Problem >>
Search the material below for the string "lead" and extract each line that has it.

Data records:
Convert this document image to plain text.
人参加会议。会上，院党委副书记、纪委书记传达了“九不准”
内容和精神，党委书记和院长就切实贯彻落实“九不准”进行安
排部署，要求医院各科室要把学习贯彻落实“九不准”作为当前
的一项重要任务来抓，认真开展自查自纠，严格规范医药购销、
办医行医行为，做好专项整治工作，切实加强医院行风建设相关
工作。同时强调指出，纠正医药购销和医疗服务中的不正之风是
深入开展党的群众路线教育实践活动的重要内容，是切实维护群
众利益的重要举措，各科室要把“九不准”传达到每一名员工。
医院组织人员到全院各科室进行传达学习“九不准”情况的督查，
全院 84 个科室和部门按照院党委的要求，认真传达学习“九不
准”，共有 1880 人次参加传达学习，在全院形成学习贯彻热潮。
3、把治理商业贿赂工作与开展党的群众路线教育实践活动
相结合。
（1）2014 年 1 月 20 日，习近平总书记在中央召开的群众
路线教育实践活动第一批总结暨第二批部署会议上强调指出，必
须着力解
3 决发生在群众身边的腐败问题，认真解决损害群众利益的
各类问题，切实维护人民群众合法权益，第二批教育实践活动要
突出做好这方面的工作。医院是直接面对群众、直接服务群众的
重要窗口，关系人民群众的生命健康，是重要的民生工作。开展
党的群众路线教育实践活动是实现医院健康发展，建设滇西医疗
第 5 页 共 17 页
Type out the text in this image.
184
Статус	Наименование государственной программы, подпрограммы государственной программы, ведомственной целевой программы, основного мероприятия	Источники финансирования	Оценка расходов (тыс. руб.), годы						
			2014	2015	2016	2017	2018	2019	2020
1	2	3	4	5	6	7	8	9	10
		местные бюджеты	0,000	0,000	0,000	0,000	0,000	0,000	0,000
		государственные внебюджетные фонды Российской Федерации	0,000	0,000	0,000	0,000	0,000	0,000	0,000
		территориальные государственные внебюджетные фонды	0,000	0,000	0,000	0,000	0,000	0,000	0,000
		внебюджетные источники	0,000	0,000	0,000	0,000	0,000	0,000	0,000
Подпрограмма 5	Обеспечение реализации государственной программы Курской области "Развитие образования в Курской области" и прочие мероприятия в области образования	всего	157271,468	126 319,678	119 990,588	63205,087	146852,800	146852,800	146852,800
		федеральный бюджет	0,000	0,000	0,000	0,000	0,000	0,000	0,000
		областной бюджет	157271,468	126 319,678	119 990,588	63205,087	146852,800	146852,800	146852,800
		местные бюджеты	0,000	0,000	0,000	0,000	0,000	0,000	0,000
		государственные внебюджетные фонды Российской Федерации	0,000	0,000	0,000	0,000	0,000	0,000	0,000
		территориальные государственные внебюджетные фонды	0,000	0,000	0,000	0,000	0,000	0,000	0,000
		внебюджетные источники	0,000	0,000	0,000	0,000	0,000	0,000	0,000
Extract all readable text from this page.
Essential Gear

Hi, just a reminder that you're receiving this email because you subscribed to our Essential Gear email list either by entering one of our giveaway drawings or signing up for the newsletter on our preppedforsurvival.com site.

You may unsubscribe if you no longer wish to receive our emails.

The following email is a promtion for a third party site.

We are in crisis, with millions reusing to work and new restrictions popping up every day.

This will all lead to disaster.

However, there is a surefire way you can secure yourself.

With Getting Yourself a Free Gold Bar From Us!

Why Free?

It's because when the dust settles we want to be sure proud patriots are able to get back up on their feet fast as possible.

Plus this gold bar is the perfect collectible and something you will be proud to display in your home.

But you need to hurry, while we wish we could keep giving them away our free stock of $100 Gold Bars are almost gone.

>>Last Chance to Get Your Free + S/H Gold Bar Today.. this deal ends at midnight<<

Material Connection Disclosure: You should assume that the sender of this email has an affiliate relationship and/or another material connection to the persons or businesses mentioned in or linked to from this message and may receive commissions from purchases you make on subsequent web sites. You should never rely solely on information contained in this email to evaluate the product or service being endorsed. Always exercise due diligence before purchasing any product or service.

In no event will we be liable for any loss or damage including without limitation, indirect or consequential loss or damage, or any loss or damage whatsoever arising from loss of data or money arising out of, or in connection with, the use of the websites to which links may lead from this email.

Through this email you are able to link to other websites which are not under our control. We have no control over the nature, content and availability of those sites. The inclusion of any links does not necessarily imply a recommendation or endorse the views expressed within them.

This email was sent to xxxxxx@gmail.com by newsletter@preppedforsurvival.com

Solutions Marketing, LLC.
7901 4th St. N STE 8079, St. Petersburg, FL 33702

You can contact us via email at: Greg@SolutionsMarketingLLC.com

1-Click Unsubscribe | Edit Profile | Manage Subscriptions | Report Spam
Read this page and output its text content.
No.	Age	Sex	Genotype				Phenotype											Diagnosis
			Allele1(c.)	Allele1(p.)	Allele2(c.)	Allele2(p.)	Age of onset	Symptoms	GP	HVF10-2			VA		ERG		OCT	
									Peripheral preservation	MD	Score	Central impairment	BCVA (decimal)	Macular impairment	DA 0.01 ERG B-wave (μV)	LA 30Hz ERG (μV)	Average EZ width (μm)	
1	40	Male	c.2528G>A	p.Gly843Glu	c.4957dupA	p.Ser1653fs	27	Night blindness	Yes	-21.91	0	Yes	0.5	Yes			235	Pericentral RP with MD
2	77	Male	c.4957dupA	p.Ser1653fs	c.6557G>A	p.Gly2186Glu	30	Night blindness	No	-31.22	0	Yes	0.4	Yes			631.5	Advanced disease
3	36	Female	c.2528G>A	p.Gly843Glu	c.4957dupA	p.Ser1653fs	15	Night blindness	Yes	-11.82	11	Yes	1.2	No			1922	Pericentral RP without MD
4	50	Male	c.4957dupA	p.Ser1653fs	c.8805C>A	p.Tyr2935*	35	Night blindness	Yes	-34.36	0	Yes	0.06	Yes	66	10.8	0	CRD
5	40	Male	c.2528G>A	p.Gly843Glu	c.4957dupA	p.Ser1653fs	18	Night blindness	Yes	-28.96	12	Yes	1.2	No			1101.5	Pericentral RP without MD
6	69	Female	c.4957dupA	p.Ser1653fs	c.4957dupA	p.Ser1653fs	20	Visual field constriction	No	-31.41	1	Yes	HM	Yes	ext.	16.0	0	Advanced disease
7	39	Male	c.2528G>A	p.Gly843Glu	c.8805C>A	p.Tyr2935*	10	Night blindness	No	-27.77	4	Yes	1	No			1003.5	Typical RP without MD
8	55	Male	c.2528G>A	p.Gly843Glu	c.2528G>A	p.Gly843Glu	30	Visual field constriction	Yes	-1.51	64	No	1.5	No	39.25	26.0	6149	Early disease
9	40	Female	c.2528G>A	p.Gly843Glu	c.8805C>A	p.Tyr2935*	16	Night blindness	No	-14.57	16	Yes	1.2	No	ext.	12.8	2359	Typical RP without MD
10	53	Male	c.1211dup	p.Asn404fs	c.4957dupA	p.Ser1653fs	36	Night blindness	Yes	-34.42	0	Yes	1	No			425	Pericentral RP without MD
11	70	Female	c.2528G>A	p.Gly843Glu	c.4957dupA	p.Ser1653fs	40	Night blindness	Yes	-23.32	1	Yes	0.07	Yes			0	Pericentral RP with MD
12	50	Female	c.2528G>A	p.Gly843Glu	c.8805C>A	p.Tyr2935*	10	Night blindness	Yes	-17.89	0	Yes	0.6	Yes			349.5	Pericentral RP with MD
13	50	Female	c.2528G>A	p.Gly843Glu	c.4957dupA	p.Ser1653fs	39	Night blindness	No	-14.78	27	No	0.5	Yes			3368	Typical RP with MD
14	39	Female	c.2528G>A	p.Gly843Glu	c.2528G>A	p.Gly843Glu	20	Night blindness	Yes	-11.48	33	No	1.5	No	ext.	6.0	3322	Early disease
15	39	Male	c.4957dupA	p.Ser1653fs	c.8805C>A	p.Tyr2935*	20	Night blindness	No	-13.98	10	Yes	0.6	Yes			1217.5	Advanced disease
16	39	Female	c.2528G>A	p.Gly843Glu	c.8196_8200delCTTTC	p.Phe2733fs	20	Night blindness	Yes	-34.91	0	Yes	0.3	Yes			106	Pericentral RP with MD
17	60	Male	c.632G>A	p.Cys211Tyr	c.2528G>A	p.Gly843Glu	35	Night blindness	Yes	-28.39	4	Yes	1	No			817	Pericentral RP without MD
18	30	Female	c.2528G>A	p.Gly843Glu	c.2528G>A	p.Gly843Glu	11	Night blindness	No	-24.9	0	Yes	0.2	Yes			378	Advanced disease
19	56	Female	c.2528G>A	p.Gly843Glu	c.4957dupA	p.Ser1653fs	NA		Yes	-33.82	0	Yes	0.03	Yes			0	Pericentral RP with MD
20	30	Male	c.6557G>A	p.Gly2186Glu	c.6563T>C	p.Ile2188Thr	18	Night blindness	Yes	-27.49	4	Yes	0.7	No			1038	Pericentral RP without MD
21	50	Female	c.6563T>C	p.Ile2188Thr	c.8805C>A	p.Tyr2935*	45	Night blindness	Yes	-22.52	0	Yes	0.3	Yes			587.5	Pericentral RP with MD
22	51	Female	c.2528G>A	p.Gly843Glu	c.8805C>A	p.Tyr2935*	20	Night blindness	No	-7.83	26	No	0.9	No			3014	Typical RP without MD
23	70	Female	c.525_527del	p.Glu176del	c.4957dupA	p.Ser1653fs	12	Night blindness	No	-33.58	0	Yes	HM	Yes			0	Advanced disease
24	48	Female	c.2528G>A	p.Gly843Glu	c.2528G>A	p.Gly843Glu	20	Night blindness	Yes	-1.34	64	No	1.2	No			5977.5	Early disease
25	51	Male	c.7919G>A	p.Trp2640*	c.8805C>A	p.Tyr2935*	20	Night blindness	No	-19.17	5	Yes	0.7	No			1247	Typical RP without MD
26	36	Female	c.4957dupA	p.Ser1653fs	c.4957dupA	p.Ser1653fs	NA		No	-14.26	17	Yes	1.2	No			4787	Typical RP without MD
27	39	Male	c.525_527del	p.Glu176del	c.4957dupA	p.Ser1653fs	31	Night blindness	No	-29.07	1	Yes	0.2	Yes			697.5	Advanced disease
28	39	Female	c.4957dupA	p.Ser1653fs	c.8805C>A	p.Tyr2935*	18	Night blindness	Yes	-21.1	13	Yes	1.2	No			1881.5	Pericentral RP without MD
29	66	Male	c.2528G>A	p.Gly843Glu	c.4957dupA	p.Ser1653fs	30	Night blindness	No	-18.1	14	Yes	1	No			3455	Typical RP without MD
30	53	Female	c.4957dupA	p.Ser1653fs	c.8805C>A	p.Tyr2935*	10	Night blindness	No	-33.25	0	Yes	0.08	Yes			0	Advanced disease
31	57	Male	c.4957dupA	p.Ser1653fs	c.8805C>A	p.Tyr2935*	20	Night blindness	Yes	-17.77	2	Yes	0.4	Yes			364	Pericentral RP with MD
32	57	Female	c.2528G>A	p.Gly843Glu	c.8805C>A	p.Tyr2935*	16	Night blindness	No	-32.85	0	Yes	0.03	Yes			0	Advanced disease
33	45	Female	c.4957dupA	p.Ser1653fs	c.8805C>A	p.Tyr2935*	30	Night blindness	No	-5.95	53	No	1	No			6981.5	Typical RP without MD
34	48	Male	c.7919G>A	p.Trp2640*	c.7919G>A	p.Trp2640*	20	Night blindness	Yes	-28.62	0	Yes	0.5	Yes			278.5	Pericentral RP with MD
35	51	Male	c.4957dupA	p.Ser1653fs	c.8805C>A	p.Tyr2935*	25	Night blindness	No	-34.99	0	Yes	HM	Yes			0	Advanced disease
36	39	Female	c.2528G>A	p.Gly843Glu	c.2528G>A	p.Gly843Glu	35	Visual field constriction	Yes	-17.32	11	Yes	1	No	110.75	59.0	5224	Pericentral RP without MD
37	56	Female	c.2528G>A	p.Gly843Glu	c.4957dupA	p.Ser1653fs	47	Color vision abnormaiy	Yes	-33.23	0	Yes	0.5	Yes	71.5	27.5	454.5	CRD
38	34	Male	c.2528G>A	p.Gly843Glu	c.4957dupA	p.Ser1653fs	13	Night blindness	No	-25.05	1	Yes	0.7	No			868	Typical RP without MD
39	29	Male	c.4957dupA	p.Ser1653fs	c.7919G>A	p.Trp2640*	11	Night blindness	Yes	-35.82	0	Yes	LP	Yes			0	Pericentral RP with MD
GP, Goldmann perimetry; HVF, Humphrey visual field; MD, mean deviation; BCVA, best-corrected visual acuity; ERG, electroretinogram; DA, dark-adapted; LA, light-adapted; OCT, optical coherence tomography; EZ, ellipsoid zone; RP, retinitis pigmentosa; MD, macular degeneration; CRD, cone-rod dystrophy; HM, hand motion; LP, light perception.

Result >>
This will all lead to disaster.
In no event will we be liable for any loss or damage including without limitation, indirect or consequential loss or damage, or any loss or damage whatsoever arising from loss of data or money arising out of, or in connection with, the use of the websites to which links may lead from this email.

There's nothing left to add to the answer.